━━ DATASET CONTENT
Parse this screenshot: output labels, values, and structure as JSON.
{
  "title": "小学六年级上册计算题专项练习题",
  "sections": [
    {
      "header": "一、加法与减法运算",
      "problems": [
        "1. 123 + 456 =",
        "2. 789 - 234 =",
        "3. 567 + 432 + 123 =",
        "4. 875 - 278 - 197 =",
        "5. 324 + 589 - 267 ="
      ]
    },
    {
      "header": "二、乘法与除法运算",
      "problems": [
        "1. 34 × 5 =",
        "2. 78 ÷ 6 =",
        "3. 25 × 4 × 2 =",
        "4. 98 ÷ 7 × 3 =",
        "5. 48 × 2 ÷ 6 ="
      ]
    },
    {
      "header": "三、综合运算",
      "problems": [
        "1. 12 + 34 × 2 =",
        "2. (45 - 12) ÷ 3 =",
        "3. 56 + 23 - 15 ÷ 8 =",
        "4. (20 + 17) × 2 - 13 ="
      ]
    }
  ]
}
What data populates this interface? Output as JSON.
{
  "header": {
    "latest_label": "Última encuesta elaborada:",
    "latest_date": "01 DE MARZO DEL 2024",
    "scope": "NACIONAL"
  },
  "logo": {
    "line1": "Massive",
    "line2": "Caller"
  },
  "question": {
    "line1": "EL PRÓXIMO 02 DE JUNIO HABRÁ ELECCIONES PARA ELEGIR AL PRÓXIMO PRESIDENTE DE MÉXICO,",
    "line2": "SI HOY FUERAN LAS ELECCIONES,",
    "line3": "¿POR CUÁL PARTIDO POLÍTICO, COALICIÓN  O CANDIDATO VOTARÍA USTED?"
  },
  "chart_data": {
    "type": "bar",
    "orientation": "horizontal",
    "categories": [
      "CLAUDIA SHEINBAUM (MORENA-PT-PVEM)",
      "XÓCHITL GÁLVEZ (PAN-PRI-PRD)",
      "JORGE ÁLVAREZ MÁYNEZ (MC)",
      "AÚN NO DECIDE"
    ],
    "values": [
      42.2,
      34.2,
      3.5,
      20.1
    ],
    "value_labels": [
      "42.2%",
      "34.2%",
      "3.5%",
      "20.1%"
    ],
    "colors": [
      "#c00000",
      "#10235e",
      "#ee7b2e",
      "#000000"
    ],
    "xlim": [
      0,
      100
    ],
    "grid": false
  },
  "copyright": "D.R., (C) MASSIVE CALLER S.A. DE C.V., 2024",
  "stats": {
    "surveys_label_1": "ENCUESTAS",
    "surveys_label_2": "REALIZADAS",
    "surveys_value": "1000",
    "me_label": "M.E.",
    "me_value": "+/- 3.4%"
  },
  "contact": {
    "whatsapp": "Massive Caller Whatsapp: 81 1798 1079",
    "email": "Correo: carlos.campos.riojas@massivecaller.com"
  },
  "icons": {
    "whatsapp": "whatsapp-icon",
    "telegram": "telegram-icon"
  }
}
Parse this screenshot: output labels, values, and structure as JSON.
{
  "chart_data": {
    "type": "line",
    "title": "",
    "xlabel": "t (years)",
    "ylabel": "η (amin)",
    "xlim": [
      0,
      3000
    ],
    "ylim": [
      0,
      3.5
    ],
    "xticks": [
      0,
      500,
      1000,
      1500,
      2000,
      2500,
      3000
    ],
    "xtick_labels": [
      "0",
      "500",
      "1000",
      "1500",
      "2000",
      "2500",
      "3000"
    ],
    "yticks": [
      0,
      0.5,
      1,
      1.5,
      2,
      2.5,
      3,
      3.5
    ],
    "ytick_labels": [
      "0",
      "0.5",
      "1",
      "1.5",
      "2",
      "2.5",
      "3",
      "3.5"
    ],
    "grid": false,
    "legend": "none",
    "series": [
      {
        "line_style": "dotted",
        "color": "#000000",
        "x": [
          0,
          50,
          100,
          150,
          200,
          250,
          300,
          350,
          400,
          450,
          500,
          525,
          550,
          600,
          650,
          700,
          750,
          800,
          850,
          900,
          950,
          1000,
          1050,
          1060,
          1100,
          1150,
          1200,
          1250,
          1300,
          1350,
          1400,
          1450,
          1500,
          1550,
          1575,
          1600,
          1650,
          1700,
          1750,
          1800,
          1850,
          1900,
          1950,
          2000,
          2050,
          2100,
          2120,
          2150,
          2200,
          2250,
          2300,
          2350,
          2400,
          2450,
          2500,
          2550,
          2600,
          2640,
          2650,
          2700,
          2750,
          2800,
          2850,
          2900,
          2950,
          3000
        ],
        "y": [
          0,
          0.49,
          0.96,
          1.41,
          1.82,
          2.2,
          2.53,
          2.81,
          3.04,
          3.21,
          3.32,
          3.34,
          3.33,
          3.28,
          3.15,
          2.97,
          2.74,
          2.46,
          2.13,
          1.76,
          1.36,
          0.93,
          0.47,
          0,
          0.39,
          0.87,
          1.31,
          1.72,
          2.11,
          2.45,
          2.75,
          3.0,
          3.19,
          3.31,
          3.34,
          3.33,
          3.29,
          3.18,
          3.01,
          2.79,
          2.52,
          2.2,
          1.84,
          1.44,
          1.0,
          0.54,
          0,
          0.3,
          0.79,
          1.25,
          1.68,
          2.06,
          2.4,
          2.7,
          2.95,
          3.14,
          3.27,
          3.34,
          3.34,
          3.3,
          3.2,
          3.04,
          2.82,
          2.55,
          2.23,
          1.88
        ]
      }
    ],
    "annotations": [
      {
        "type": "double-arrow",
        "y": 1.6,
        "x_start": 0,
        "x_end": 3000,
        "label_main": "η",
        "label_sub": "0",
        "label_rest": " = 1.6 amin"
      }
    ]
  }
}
━━━━
GOAL OF THE EXERCISE >>
All of the material above needs to be retyped word for word.

REPLY >>
Parse this screenshot: output labels, values, and structure as JSON.
{
  "title": "小学六年级上册计算题专项练习题",
  "sections": [
    {
      "header": "一、加法与减法运算",
      "problems": [
        "1. 123 + 456 =",
        "2. 789 - 234 =",
        "3. 567 + 432 + 123 =",
        "4. 875 - 278 - 197 =",
        "5. 324 + 589 - 267 ="
      ]
    },
    {
      "header": "二、乘法与除法运算",
      "problems": [
        "1. 34 × 5 =",
        "2. 78 ÷ 6 =",
        "3. 25 × 4 × 2 =",
        "4. 98 ÷ 7 × 3 =",
        "5. 48 × 2 ÷ 6 ="
      ]
    },
    {
      "header": "三、综合运算",
      "problems": [
        "1. 12 + 34 × 2 =",
        "2. (45 - 12) ÷ 3 =",
        "3. 56 + 23 - 15 ÷ 8 =",
        "4. (20 + 17) × 2 - 13 ="
      ]
    }
  ]
}
What data populates this interface? Output as JSON.
{
  "header": {
    "latest_label": "Última encuesta elaborada:",
    "latest_date": "01 DE MARZO DEL 2024",
    "scope": "NACIONAL"
  },
  "logo": {
    "line1": "Massive",
    "line2": "Caller"
  },
  "question": {
    "line1": "EL PRÓXIMO 02 DE JUNIO HABRÁ ELECCIONES PARA ELEGIR AL PRÓXIMO PRESIDENTE DE MÉXICO,",
    "line2": "SI HOY FUERAN LAS ELECCIONES,",
    "line3": "¿POR CUÁL PARTIDO POLÍTICO, COALICIÓN  O CANDIDATO VOTARÍA USTED?"
  },
  "chart_data": {
    "type": "bar",
    "orientation": "horizontal",
    "categories": [
      "CLAUDIA SHEINBAUM (MORENA-PT-PVEM)",
      "XÓCHITL GÁLVEZ (PAN-PRI-PRD)",
      "JORGE ÁLVAREZ MÁYNEZ (MC)",
      "AÚN NO DECIDE"
    ],
    "values": [
      42.2,
      34.2,
      3.5,
      20.1
    ],
    "value_labels": [
      "42.2%",
      "34.2%",
      "3.5%",
      "20.1%"
    ],
    "colors": [
      "#c00000",
      "#10235e",
      "#ee7b2e",
      "#000000"
    ],
    "xlim": [
      0,
      100
    ],
    "grid": false
  },
  "copyright": "D.R., (C) MASSIVE CALLER S.A. DE C.V., 2024",
  "stats": {
    "surveys_label_1": "ENCUESTAS",
    "surveys_label_2": "REALIZADAS",
    "surveys_value": "1000",
    "me_label": "M.E.",
    "me_value": "+/- 3.4%"
  },
  "contact": {
    "whatsapp": "Massive Caller Whatsapp: 81 1798 1079",
    "email": "Correo: carlos.campos.riojas@massivecaller.com"
  },
  "icons": {
    "whatsapp": "whatsapp-icon",
    "telegram": "telegram-icon"
  }
}
Parse this screenshot: output labels, values, and structure as JSON.
{
  "chart_data": {
    "type": "line",
    "title": "",
    "xlabel": "t (years)",
    "ylabel": "η (amin)",
    "xlim": [
      0,
      3000
    ],
    "ylim": [
      0,
      3.5
    ],
    "xticks": [
      0,
      500,
      1000,
      1500,
      2000,
      2500,
      3000
    ],
    "xtick_labels": [
      "0",
      "500",
      "1000",
      "1500",
      "2000",
      "2500",
      "3000"
    ],
    "yticks": [
      0,
      0.5,
      1,
      1.5,
      2,
      2.5,
      3,
      3.5
    ],
    "ytick_labels": [
      "0",
      "0.5",
      "1",
      "1.5",
      "2",
      "2.5",
      "3",
      "3.5"
    ],
    "grid": false,
    "legend": "none",
    "series": [
      {
        "line_style": "dotted",
        "color": "#000000",
        "x": [
          0,
          50,
          100,
          150,
          200,
          250,
          300,
          350,
          400,
          450,
          500,
          525,
          550,
          600,
          650,
          700,
          750,
          800,
          850,
          900,
          950,
          1000,
          1050,
          1060,
          1100,
          1150,
          1200,
          1250,
          1300,
          1350,
          1400,
          1450,
          1500,
          1550,
          1575,
          1600,
          1650,
          1700,
          1750,
          1800,
          1850,
          1900,
          1950,
          2000,
          2050,
          2100,
          2120,
          2150,
          2200,
          2250,
          2300,
          2350,
          2400,
          2450,
          2500,
          2550,
          2600,
          2640,
          2650,
          2700,
          2750,
          2800,
          2850,
          2900,
          2950,
          3000
        ],
        "y": [
          0,
          0.49,
          0.96,
          1.41,
          1.82,
          2.2,
          2.53,
          2.81,
          3.04,
          3.21,
          3.32,
          3.34,
          3.33,
          3.28,
          3.15,
          2.97,
          2.74,
          2.46,
          2.13,
          1.76,
          1.36,
          0.93,
          0.47,
          0,
          0.39,
          0.87,
          1.31,
          1.72,
          2.11,
          2.45,
          2.75,
          3.0,
          3.19,
          3.31,
          3.34,
          3.33,
          3.29,
          3.18,
          3.01,
          2.79,
          2.52,
          2.2,
          1.84,
          1.44,
          1.0,
          0.54,
          0,
          0.3,
          0.79,
          1.25,
          1.68,
          2.06,
          2.4,
          2.7,
          2.95,
          3.14,
          3.27,
          3.34,
          3.34,
          3.3,
          3.2,
          3.04,
          2.82,
          2.55,
          2.23,
          1.88
        ]
      }
    ],
    "annotations": [
      {
        "type": "double-arrow",
        "y": 1.6,
        "x_start": 0,
        "x_end": 3000,
        "label_main": "η",
        "label_sub": "0",
        "label_rest": " = 1.6 amin"
      }
    ]
  }
}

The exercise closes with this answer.